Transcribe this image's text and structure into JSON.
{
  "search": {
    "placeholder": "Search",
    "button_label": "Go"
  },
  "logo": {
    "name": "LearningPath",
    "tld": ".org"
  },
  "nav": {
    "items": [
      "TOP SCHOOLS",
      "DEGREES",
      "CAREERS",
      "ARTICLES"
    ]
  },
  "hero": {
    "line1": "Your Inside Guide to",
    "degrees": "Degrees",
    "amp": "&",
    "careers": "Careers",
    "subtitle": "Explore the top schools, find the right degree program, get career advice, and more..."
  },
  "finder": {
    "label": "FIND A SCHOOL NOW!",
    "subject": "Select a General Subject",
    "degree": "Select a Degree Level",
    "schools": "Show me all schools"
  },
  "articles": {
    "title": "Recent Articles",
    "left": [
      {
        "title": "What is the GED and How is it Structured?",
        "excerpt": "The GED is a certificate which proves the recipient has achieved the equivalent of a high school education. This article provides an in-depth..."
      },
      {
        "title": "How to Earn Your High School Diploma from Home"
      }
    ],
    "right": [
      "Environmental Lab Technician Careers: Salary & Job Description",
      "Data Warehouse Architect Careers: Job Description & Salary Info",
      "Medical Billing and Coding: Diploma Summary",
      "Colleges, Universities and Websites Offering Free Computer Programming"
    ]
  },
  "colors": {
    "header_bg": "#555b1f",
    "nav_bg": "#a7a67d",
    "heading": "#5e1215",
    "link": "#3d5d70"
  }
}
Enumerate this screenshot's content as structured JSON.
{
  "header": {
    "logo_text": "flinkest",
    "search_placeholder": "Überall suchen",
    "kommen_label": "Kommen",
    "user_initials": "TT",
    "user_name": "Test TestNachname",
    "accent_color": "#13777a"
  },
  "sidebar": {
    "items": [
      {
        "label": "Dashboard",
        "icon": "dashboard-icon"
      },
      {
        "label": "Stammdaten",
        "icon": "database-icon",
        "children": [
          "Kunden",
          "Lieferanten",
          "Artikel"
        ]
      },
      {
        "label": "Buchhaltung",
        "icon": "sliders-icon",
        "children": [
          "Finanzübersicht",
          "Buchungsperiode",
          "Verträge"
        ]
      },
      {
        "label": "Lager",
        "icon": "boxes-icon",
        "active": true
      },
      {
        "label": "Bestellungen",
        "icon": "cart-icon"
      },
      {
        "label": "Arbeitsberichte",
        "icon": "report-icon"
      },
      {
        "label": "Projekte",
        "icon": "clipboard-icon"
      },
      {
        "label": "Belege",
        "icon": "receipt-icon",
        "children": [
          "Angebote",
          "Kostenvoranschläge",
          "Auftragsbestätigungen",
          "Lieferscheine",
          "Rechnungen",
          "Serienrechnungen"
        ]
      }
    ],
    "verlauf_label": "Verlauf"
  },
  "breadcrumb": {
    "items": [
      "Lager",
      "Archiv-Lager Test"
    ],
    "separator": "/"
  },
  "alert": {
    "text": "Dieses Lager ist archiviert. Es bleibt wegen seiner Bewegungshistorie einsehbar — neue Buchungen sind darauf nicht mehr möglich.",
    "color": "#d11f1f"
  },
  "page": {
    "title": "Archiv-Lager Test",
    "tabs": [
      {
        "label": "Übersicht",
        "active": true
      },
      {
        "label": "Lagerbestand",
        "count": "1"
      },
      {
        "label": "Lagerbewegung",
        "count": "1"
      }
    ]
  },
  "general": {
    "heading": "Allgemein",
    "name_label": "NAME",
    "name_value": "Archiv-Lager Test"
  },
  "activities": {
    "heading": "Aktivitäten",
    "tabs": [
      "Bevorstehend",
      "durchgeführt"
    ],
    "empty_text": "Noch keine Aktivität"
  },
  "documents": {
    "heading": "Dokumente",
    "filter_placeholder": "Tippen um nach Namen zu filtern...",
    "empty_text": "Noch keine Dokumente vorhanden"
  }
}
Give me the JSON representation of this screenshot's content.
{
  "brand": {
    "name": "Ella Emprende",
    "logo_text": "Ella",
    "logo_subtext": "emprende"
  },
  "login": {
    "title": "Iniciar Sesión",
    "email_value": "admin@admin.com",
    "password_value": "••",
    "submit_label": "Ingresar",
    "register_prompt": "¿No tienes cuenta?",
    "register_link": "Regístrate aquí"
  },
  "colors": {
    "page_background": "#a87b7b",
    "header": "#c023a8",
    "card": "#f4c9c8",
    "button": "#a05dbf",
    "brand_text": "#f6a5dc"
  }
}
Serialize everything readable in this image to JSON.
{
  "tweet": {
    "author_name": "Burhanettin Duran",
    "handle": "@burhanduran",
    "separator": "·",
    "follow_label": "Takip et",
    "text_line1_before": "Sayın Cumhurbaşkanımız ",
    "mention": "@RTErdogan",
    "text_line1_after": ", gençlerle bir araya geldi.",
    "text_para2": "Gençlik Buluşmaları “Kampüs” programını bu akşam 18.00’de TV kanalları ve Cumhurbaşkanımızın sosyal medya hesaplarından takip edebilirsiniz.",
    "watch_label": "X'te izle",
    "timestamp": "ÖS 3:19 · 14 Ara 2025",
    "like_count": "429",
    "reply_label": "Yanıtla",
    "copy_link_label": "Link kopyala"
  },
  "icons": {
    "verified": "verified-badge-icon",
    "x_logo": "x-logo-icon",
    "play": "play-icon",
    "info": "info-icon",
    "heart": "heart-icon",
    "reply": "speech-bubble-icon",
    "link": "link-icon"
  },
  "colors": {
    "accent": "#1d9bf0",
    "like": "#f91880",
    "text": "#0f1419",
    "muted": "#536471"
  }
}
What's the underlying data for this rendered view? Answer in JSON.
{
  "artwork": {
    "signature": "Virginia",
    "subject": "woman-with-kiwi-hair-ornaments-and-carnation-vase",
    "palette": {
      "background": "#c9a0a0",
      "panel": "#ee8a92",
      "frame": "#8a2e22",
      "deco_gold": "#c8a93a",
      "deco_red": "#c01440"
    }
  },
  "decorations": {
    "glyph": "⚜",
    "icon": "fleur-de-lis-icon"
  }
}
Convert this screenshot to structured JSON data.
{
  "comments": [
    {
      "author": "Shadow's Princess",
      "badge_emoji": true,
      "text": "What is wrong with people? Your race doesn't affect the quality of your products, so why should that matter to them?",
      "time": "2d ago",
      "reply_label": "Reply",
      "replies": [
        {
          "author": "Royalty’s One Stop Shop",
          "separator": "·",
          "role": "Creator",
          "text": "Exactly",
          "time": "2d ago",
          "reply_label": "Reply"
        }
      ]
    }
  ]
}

::::

EXERCISE DESCRIPTION
Write out every record verbatim.

OUTPUT BELOW
Transcribe this image's text and structure into JSON.
{
  "search": {
    "placeholder": "Search",
    "button_label": "Go"
  },
  "logo": {
    "name": "LearningPath",
    "tld": ".org"
  },
  "nav": {
    "items": [
      "TOP SCHOOLS",
      "DEGREES",
      "CAREERS",
      "ARTICLES"
    ]
  },
  "hero": {
    "line1": "Your Inside Guide to",
    "degrees": "Degrees",
    "amp": "&",
    "careers": "Careers",
    "subtitle": "Explore the top schools, find the right degree program, get career advice, and more..."
  },
  "finder": {
    "label": "FIND A SCHOOL NOW!",
    "subject": "Select a General Subject",
    "degree": "Select a Degree Level",
    "schools": "Show me all schools"
  },
  "articles": {
    "title": "Recent Articles",
    "left": [
      {
        "title": "What is the GED and How is it Structured?",
        "excerpt": "The GED is a certificate which proves the recipient has achieved the equivalent of a high school education. This article provides an in-depth..."
      },
      {
        "title": "How to Earn Your High School Diploma from Home"
      }
    ],
    "right": [
      "Environmental Lab Technician Careers: Salary & Job Description",
      "Data Warehouse Architect Careers: Job Description & Salary Info",
      "Medical Billing and Coding: Diploma Summary",
      "Colleges, Universities and Websites Offering Free Computer Programming"
    ]
  },
  "colors": {
    "header_bg": "#555b1f",
    "nav_bg": "#a7a67d",
    "heading": "#5e1215",
    "link": "#3d5d70"
  }
}
Enumerate this screenshot's content as structured JSON.
{
  "header": {
    "logo_text": "flinkest",
    "search_placeholder": "Überall suchen",
    "kommen_label": "Kommen",
    "user_initials": "TT",
    "user_name": "Test TestNachname",
    "accent_color": "#13777a"
  },
  "sidebar": {
    "items": [
      {
        "label": "Dashboard",
        "icon": "dashboard-icon"
      },
      {
        "label": "Stammdaten",
        "icon": "database-icon",
        "children": [
          "Kunden",
          "Lieferanten",
          "Artikel"
        ]
      },
      {
        "label": "Buchhaltung",
        "icon": "sliders-icon",
        "children": [
          "Finanzübersicht",
          "Buchungsperiode",
          "Verträge"
        ]
      },
      {
        "label": "Lager",
        "icon": "boxes-icon",
        "active": true
      },
      {
        "label": "Bestellungen",
        "icon": "cart-icon"
      },
      {
        "label": "Arbeitsberichte",
        "icon": "report-icon"
      },
      {
        "label": "Projekte",
        "icon": "clipboard-icon"
      },
      {
        "label": "Belege",
        "icon": "receipt-icon",
        "children": [
          "Angebote",
          "Kostenvoranschläge",
          "Auftragsbestätigungen",
          "Lieferscheine",
          "Rechnungen",
          "Serienrechnungen"
        ]
      }
    ],
    "verlauf_label": "Verlauf"
  },
  "breadcrumb": {
    "items": [
      "Lager",
      "Archiv-Lager Test"
    ],
    "separator": "/"
  },
  "alert": {
    "text": "Dieses Lager ist archiviert. Es bleibt wegen seiner Bewegungshistorie einsehbar — neue Buchungen sind darauf nicht mehr möglich.",
    "color": "#d11f1f"
  },
  "page": {
    "title": "Archiv-Lager Test",
    "tabs": [
      {
        "label": "Übersicht",
        "active": true
      },
      {
        "label": "Lagerbestand",
        "count": "1"
      },
      {
        "label": "Lagerbewegung",
        "count": "1"
      }
    ]
  },
  "general": {
    "heading": "Allgemein",
    "name_label": "NAME",
    "name_value": "Archiv-Lager Test"
  },
  "activities": {
    "heading": "Aktivitäten",
    "tabs": [
      "Bevorstehend",
      "durchgeführt"
    ],
    "empty_text": "Noch keine Aktivität"
  },
  "documents": {
    "heading": "Dokumente",
    "filter_placeholder": "Tippen um nach Namen zu filtern...",
    "empty_text": "Noch keine Dokumente vorhanden"
  }
}
Give me the JSON representation of this screenshot's content.
{
  "brand": {
    "name": "Ella Emprende",
    "logo_text": "Ella",
    "logo_subtext": "emprende"
  },
  "login": {
    "title": "Iniciar Sesión",
    "email_value": "admin@admin.com",
    "password_value": "••",
    "submit_label": "Ingresar",
    "register_prompt": "¿No tienes cuenta?",
    "register_link": "Regístrate aquí"
  },
  "colors": {
    "page_background": "#a87b7b",
    "header": "#c023a8",
    "card": "#f4c9c8",
    "button": "#a05dbf",
    "brand_text": "#f6a5dc"
  }
}
Serialize everything readable in this image to JSON.
{
  "tweet": {
    "author_name": "Burhanettin Duran",
    "handle": "@burhanduran",
    "separator": "·",
    "follow_label": "Takip et",
    "text_line1_before": "Sayın Cumhurbaşkanımız ",
    "mention": "@RTErdogan",
    "text_line1_after": ", gençlerle bir araya geldi.",
    "text_para2": "Gençlik Buluşmaları “Kampüs” programını bu akşam 18.00’de TV kanalları ve Cumhurbaşkanımızın sosyal medya hesaplarından takip edebilirsiniz.",
    "watch_label": "X'te izle",
    "timestamp": "ÖS 3:19 · 14 Ara 2025",
    "like_count": "429",
    "reply_label": "Yanıtla",
    "copy_link_label": "Link kopyala"
  },
  "icons": {
    "verified": "verified-badge-icon",
    "x_logo": "x-logo-icon",
    "play": "play-icon",
    "info": "info-icon",
    "heart": "heart-icon",
    "reply": "speech-bubble-icon",
    "link": "link-icon"
  },
  "colors": {
    "accent": "#1d9bf0",
    "like": "#f91880",
    "text": "#0f1419",
    "muted": "#536471"
  }
}
What's the underlying data for this rendered view? Answer in JSON.
{
  "artwork": {
    "signature": "Virginia",
    "subject": "woman-with-kiwi-hair-ornaments-and-carnation-vase",
    "palette": {
      "background": "#c9a0a0",
      "panel": "#ee8a92",
      "frame": "#8a2e22",
      "deco_gold": "#c8a93a",
      "deco_red": "#c01440"
    }
  },
  "decorations": {
    "glyph": "⚜",
    "icon": "fleur-de-lis-icon"
  }
}
Convert this screenshot to structured JSON data.
{
  "comments": [
    {
      "author": "Shadow's Princess",
      "badge_emoji": true,
      "text": "What is wrong with people? Your race doesn't affect the quality of your products, so why should that matter to them?",
      "time": "2d ago",
      "reply_label": "Reply",
      "replies": [
        {
          "author": "Royalty’s One Stop Shop",
          "separator": "·",
          "role": "Creator",
          "text": "Exactly",
          "time": "2d ago",
          "reply_label": "Reply"
        }
      ]
    }
  ]
}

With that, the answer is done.